Quote the records below in full, exactly as given, with the images taken out.

• **Dataset records**:

_ _ _ _

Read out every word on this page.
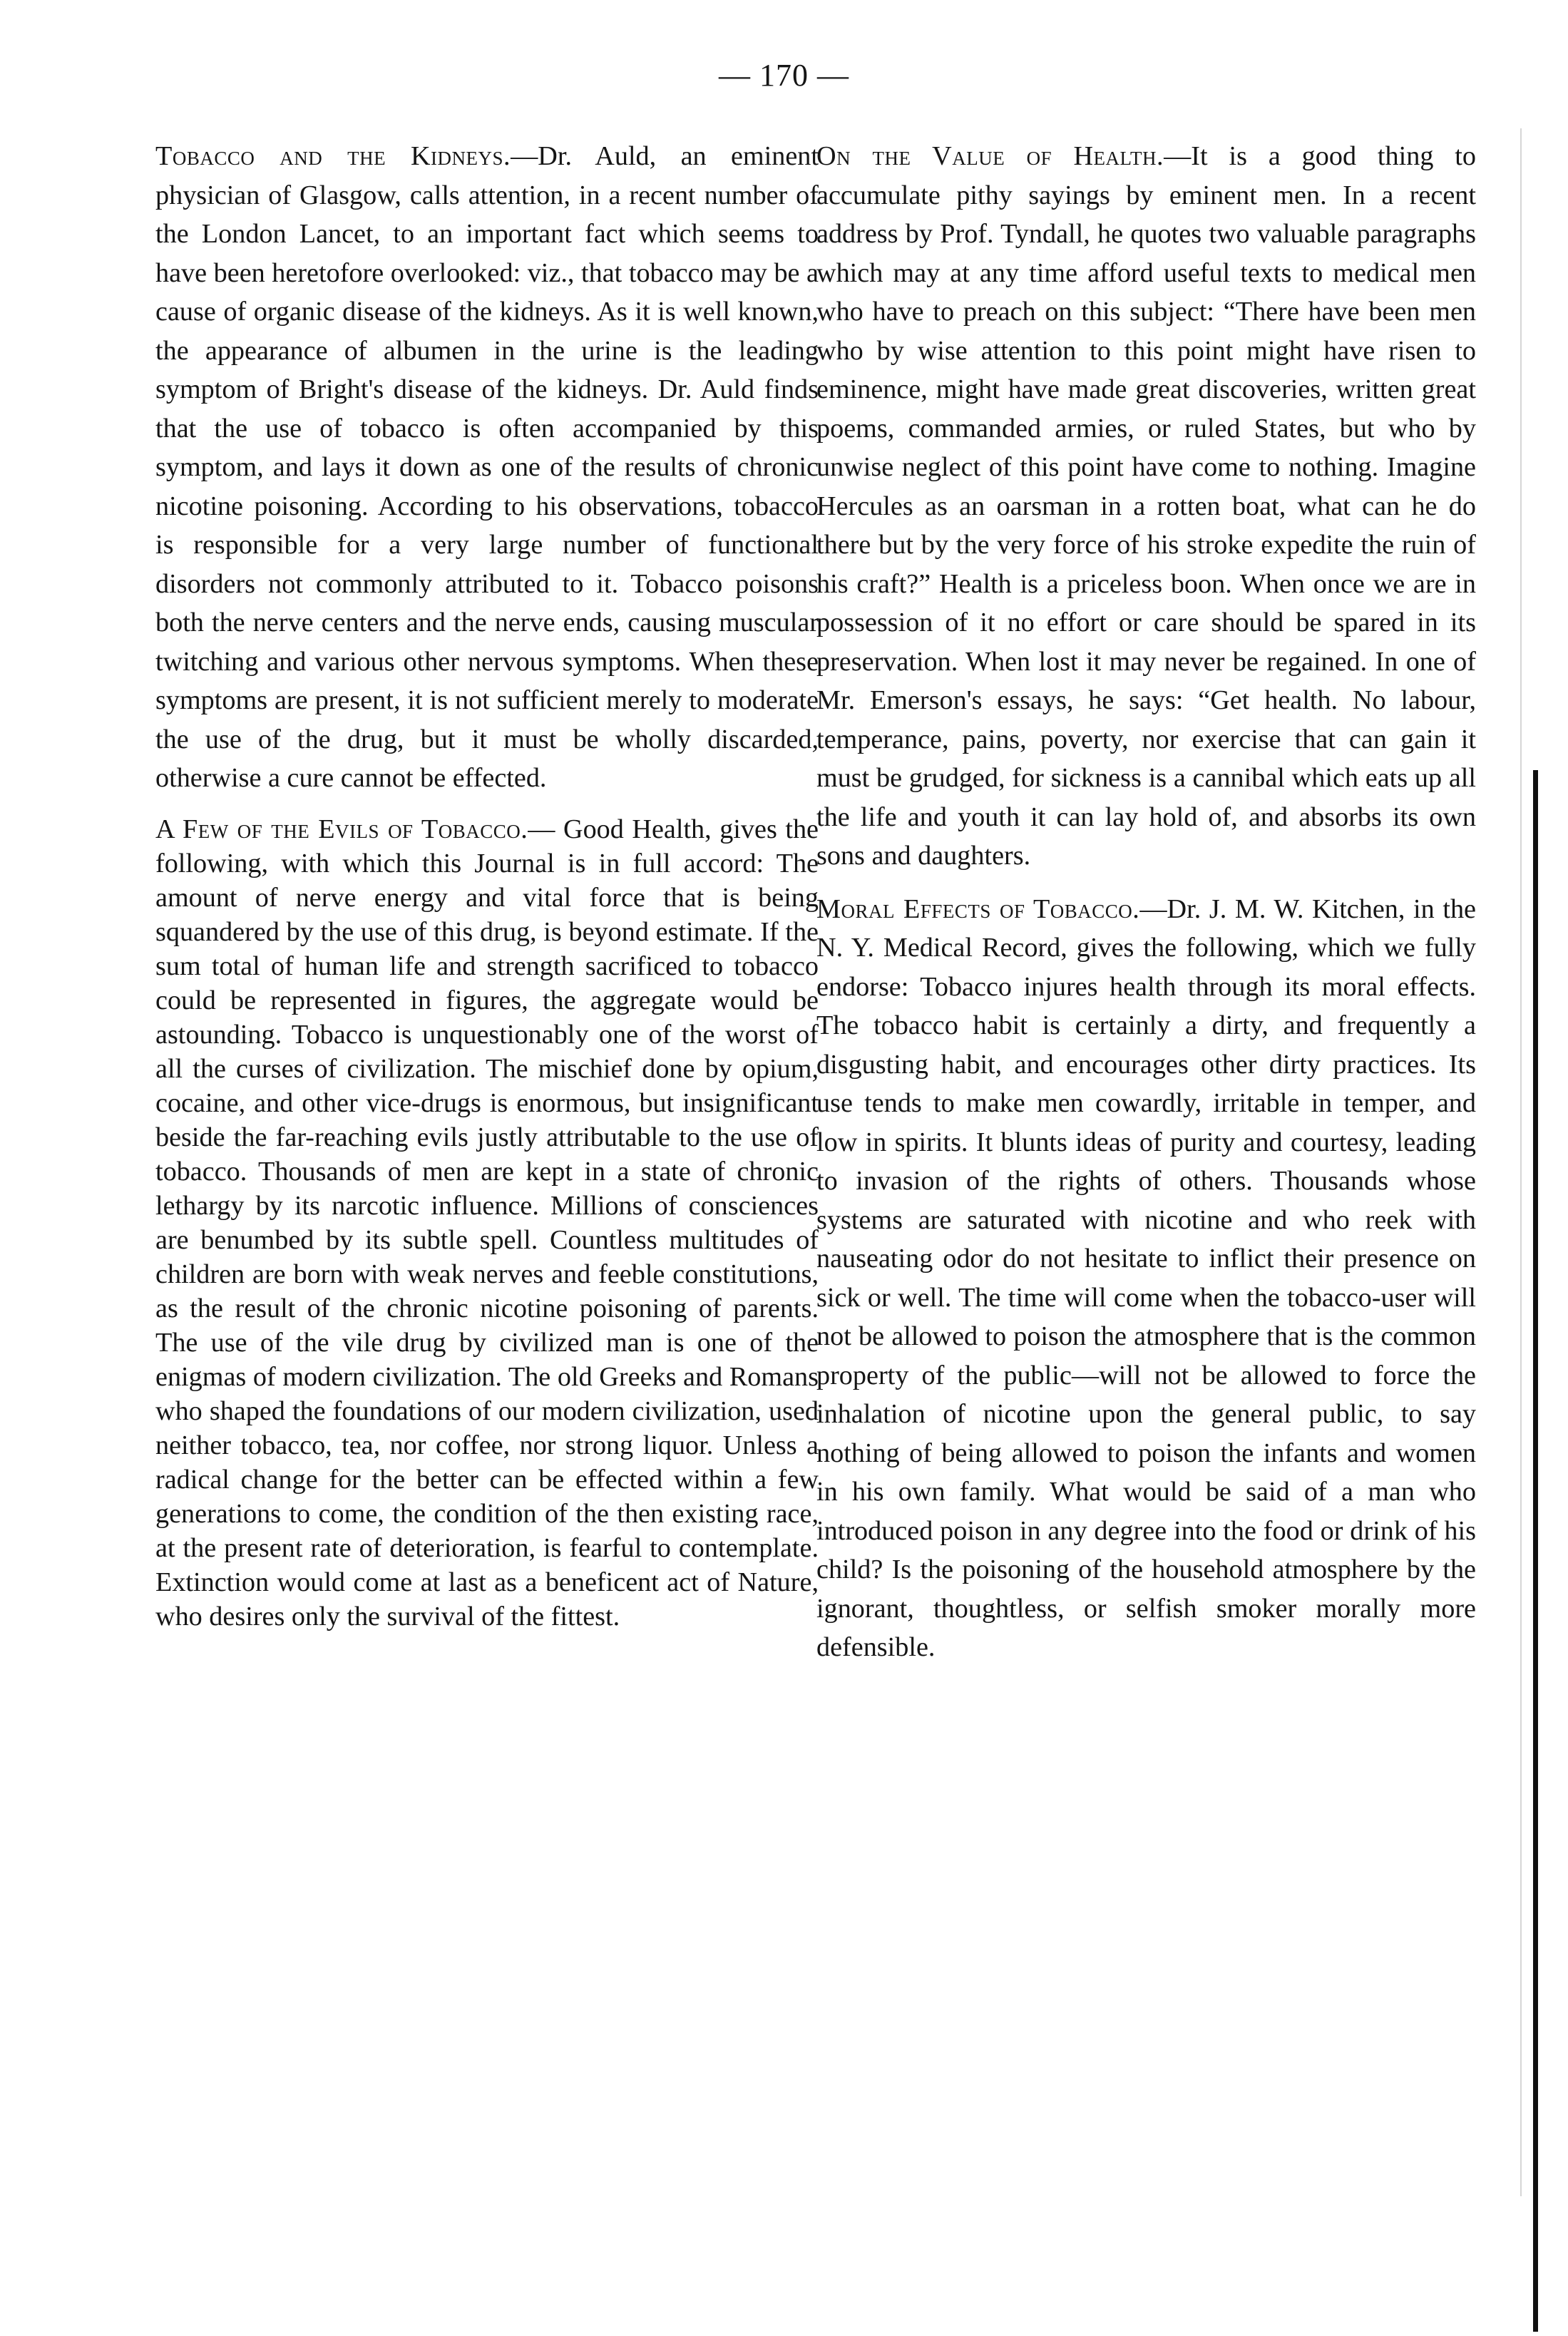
— 170 —

Tobacco and the Kidneys.—Dr. Auld, an eminent physician of Glasgow, calls attention, in a recent number of the London Lancet, to an important fact which seems to have been heretofore overlooked: viz., that tobacco may be a cause of organic disease of the kidneys. As it is well known, the appearance of albumen in the urine is the leading symptom of Bright's disease of the kidneys. Dr. Auld finds that the use of tobacco is often accompanied by this symptom, and lays it down as one of the results of chronic nicotine poisoning. According to his observations, tobacco is responsible for a very large number of functional disorders not commonly attributed to it. Tobacco poisons both the nerve centers and the nerve ends, causing muscular twitching and various other nervous symptoms. When these symptoms are present, it is not sufficient merely to moderate the use of the drug, but it must be wholly discarded, otherwise a cure cannot be effected.

A Few of the Evils of Tobacco.— Good Health, gives the following, with which this Journal is in full accord: The amount of nerve energy and vital force that is being squandered by the use of this drug, is beyond estimate. If the sum total of human life and strength sacrificed to tobacco could be represented in figures, the aggregate would be astounding. Tobacco is unquestionably one of the worst of all the curses of civilization. The mischief done by opium, cocaine, and other vice-drugs is enormous, but insignificant beside the far-reaching evils justly attributable to the use of tobacco. Thousands of men are kept in a state of chronic lethargy by its narcotic influence. Millions of consciences are benumbed by its subtle spell. Countless multitudes of children are born with weak nerves and feeble constitutions, as the result of the chronic nicotine poisoning of parents. The use of the vile drug by civilized man is one of the enigmas of modern civilization. The old Greeks and Romans who shaped the foundations of our modern civilization, used neither tobacco, tea, nor coffee, nor strong liquor. Unless a radical change for the better can be effected within a few generations to come, the condition of the then existing race, at the present rate of deterioration, is fearful to contemplate. Extinction would come at last as a beneficent act of Nature, who desires only the survival of the fittest.

On the Value of Health.—It is a good thing to accumulate pithy sayings by eminent men. In a recent address by Prof. Tyndall, he quotes two valuable paragraphs which may at any time afford useful texts to medical men who have to preach on this subject: “There have been men who by wise attention to this point might have risen to eminence, might have made great discoveries, written great poems, commanded armies, or ruled States, but who by unwise neglect of this point have come to nothing. Imagine Hercules as an oarsman in a rotten boat, what can he do there but by the very force of his stroke expedite the ruin of his craft?” Health is a priceless boon. When once we are in possession of it no effort or care should be spared in its preservation. When lost it may never be regained. In one of Mr. Emerson's essays, he says: “Get health. No labour, temperance, pains, poverty, nor exercise that can gain it must be grudged, for sickness is a cannibal which eats up all the life and youth it can lay hold of, and absorbs its own sons and daughters.

Moral Effects of Tobacco.—Dr. J. M. W. Kitchen, in the N. Y. Medical Record, gives the following, which we fully endorse: Tobacco injures health through its moral effects. The tobacco habit is certainly a dirty, and frequently a disgusting habit, and encourages other dirty practices. Its use tends to make men cowardly, irritable in temper, and low in spirits. It blunts ideas of purity and courtesy, leading to invasion of the rights of others. Thousands whose systems are saturated with nicotine and who reek with nauseating odor do not hesitate to inflict their presence on sick or well. The time will come when the tobacco-user will not be allowed to poison the atmosphere that is the common property of the public—will not be allowed to force the inhalation of nicotine upon the general public, to say nothing of being allowed to poison the infants and women in his own family. What would be said of a man who introduced poison in any degree into the food or drink of his child? Is the poisoning of the household atmosphere by the ignorant, thoughtless, or selfish smoker morally more defensible.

_ _ _ _

• **Response to this task**:
Read out every word on this page.
— 170 —

Tobacco and the Kidneys.—Dr. Auld, an eminent physician of Glasgow, calls attention, in a recent number of the London Lancet, to an important fact which seems to have been heretofore overlooked: viz., that tobacco may be a cause of organic disease of the kidneys. As it is well known, the appearance of albumen in the urine is the leading symptom of Bright's disease of the kidneys. Dr. Auld finds that the use of tobacco is often accompanied by this symptom, and lays it down as one of the results of chronic nicotine poisoning. According to his observations, tobacco is responsible for a very large number of functional disorders not commonly attributed to it. Tobacco poisons both the nerve centers and the nerve ends, causing muscular twitching and various other nervous symptoms. When these symptoms are present, it is not sufficient merely to moderate the use of the drug, but it must be wholly discarded, otherwise a cure cannot be effected.

A Few of the Evils of Tobacco.— Good Health, gives the following, with which this Journal is in full accord: The amount of nerve energy and vital force that is being squandered by the use of this drug, is beyond estimate. If the sum total of human life and strength sacrificed to tobacco could be represented in figures, the aggregate would be astounding. Tobacco is unquestionably one of the worst of all the curses of civilization. The mischief done by opium, cocaine, and other vice-drugs is enormous, but insignificant beside the far-reaching evils justly attributable to the use of tobacco. Thousands of men are kept in a state of chronic lethargy by its narcotic influence. Millions of consciences are benumbed by its subtle spell. Countless multitudes of children are born with weak nerves and feeble constitutions, as the result of the chronic nicotine poisoning of parents. The use of the vile drug by civilized man is one of the enigmas of modern civilization. The old Greeks and Romans who shaped the foundations of our modern civilization, used neither tobacco, tea, nor coffee, nor strong liquor. Unless a radical change for the better can be effected within a few generations to come, the condition of the then existing race, at the present rate of deterioration, is fearful to contemplate. Extinction would come at last as a beneficent act of Nature, who desires only the survival of the fittest.

On the Value of Health.—It is a good thing to accumulate pithy sayings by eminent men. In a recent address by Prof. Tyndall, he quotes two valuable paragraphs which may at any time afford useful texts to medical men who have to preach on this subject: “There have been men who by wise attention to this point might have risen to eminence, might have made great discoveries, written great poems, commanded armies, or ruled States, but who by unwise neglect of this point have come to nothing. Imagine Hercules as an oarsman in a rotten boat, what can he do there but by the very force of his stroke expedite the ruin of his craft?” Health is a priceless boon. When once we are in possession of it no effort or care should be spared in its preservation. When lost it may never be regained. In one of Mr. Emerson's essays, he says: “Get health. No labour, temperance, pains, poverty, nor exercise that can gain it must be grudged, for sickness is a cannibal which eats up all the life and youth it can lay hold of, and absorbs its own sons and daughters.

Moral Effects of Tobacco.—Dr. J. M. W. Kitchen, in the N. Y. Medical Record, gives the following, which we fully endorse: Tobacco injures health through its moral effects. The tobacco habit is certainly a dirty, and frequently a disgusting habit, and encourages other dirty practices. Its use tends to make men cowardly, irritable in temper, and low in spirits. It blunts ideas of purity and courtesy, leading to invasion of the rights of others. Thousands whose systems are saturated with nicotine and who reek with nauseating odor do not hesitate to inflict their presence on sick or well. The time will come when the tobacco-user will not be allowed to poison the atmosphere that is the common property of the public—will not be allowed to force the inhalation of nicotine upon the general public, to say nothing of being allowed to poison the infants and women in his own family. What would be said of a man who introduced poison in any degree into the food or drink of his child? Is the poisoning of the household atmosphere by the ignorant, thoughtless, or selfish smoker morally more defensible.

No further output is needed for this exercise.